## Begin Excerpted text
Iran will charge tankers $1 per barrel in bitcoin to cross the Strait of Hormuz during a two‑week US ceasefire, adding a crypto tax to the world’s key oil chokepoint.

Iran will force every oil tanker transiting the Strait of Hormuz during the new two-week ceasefire with the US to pay a $1-per-barrel toll in cryptocurrency, turning the world’s most sensitive oil chokepoint into a de facto bitcoin paywall. According to the Financial Times, Tehran will demand that shipping companies settle the fee in digital assets, primarily bitcoin, as it seeks hard-to-trace revenues while sanctions bite. Hamid Hosseini, spokesperson for Iran’s Oil, Gas and Petrochemical Products Exporters’ Union, said the system is designed to slow traffic on Iran’s terms and tighten control over what moves through the corridor.
## End Excerpted text
## Begin Raw records
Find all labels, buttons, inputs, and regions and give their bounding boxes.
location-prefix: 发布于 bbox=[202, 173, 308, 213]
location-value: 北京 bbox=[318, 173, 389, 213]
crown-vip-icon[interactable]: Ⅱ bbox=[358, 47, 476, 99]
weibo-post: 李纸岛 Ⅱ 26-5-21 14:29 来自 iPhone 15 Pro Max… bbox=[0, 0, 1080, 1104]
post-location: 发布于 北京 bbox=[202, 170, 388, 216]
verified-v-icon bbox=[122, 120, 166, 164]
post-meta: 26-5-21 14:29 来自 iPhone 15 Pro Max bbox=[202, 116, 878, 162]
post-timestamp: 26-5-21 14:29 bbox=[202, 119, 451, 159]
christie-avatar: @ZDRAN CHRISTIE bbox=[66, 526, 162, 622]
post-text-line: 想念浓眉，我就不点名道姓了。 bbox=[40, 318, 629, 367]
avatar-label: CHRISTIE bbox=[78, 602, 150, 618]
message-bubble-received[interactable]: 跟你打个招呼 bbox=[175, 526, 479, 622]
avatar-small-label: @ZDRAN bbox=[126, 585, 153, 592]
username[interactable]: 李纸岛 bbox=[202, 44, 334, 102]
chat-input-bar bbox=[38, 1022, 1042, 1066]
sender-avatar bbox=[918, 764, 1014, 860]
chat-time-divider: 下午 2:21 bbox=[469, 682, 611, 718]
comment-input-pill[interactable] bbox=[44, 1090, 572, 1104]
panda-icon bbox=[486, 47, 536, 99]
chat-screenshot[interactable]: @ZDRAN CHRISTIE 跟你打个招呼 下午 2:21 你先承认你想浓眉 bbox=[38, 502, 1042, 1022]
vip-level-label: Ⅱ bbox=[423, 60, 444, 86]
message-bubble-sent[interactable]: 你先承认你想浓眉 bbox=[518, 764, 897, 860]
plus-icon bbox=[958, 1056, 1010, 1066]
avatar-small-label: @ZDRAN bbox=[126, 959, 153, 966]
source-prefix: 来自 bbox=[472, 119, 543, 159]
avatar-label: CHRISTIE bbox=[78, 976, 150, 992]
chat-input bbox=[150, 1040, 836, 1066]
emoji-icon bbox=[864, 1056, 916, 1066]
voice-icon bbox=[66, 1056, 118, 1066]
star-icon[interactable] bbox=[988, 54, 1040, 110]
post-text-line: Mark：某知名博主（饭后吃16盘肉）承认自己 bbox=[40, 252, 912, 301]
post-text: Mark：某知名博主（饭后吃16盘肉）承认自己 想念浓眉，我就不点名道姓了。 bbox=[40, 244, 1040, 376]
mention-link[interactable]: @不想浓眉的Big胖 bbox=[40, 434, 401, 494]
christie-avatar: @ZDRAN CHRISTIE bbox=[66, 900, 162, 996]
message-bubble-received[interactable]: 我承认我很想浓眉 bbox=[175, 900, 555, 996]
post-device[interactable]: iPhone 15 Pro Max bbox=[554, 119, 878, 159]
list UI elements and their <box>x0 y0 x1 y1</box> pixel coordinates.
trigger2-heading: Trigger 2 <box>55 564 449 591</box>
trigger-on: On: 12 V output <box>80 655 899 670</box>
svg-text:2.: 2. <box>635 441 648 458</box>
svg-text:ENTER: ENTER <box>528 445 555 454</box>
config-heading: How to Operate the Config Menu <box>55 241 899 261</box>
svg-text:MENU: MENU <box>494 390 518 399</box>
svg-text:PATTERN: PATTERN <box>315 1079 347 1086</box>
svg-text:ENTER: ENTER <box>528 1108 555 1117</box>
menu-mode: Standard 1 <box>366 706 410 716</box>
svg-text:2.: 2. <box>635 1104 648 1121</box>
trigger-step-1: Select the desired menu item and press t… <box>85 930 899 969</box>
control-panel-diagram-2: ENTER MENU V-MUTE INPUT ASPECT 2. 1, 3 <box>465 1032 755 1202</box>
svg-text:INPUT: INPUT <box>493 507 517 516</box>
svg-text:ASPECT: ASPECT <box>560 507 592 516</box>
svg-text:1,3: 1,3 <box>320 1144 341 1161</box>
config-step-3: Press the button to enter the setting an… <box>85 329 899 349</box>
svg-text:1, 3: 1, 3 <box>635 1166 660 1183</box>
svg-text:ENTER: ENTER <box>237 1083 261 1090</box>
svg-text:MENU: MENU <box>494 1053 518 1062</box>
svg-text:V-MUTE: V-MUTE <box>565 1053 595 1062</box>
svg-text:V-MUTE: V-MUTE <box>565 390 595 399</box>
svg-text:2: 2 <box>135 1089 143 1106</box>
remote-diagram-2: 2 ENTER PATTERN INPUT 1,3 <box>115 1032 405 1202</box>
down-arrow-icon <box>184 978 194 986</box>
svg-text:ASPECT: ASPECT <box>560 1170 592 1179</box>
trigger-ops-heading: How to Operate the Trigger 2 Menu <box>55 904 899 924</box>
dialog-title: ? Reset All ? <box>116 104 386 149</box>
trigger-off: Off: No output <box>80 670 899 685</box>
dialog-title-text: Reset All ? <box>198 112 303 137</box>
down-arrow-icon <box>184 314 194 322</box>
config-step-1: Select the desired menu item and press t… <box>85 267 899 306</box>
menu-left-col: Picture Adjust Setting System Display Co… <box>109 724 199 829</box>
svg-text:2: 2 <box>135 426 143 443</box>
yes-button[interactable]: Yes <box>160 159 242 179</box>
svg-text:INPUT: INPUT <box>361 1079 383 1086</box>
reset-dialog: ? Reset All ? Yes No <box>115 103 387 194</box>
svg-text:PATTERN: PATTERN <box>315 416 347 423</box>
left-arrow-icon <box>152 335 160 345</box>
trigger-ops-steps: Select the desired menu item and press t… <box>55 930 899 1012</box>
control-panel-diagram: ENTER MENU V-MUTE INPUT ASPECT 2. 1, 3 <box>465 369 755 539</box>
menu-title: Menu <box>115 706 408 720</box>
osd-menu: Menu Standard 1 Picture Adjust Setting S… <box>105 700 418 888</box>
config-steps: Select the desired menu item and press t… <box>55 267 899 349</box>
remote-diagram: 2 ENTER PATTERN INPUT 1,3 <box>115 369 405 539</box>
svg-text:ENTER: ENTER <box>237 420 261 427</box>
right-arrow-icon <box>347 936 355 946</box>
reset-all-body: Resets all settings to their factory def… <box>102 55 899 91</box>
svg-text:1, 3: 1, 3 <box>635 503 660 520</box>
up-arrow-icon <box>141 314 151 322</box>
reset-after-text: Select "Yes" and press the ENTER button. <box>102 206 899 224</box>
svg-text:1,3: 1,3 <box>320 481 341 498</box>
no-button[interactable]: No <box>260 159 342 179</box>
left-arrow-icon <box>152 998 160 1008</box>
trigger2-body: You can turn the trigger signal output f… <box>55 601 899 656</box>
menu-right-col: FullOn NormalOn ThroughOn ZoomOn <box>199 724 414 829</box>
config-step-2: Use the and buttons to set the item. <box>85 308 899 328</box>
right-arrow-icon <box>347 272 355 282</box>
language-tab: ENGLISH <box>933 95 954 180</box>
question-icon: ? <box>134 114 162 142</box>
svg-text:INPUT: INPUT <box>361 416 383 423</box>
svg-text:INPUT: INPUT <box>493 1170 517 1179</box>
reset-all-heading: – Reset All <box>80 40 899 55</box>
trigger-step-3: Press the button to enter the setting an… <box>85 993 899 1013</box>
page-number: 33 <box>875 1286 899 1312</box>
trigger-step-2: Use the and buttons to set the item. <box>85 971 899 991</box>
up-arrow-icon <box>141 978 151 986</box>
## End Raw records
■ **Directives**:
a: Do the following statements agree with the excerpt on the Hormuz bitcoin toll? Answer yes or no for each, quoting the words of the excerpt that decide it. (i) The toll is set at one dollar for each barrel carried. (ii) The toll will apply for the remainder of the year. (iii) Hamid Hosseini speaks for Iran's Oil Ministry.
b: Write the next paragraph of the excerpt on the Hormuz bitcoin toll, following on from its final sentence.

■ **Responses**:
a:
(i) Yes: "a $1-per-barrel toll in cryptocurrency"
(ii) No: "during the new two-week ceasefire with the US"
(iii) No: "spokesperson for Iran’s Oil, Gas and Petrochemical Products Exporters’ Union"

b:
Under the scheme, tankers must first email Iranian authorities with detailed cargo manifests before entering the strait. Hosseini told the Financial Times that once the email is received and Tehran completes its assessment, “vessels are given a few seconds to pay in bitcoin, ensuring they can’t be traced or confiscated due to sanctions.” He added that “everything can pass through, but the procedure will take time for each vessel, and Iran is not in a rush,” underscoring that the stated aim is to prevent weapons shipments during the pause in fighting. With typical crude cargoes ranging from 500,000 to 2 million barrels, a single transit could mean crypto payments of $500,000 to $2,000,000 per voyage.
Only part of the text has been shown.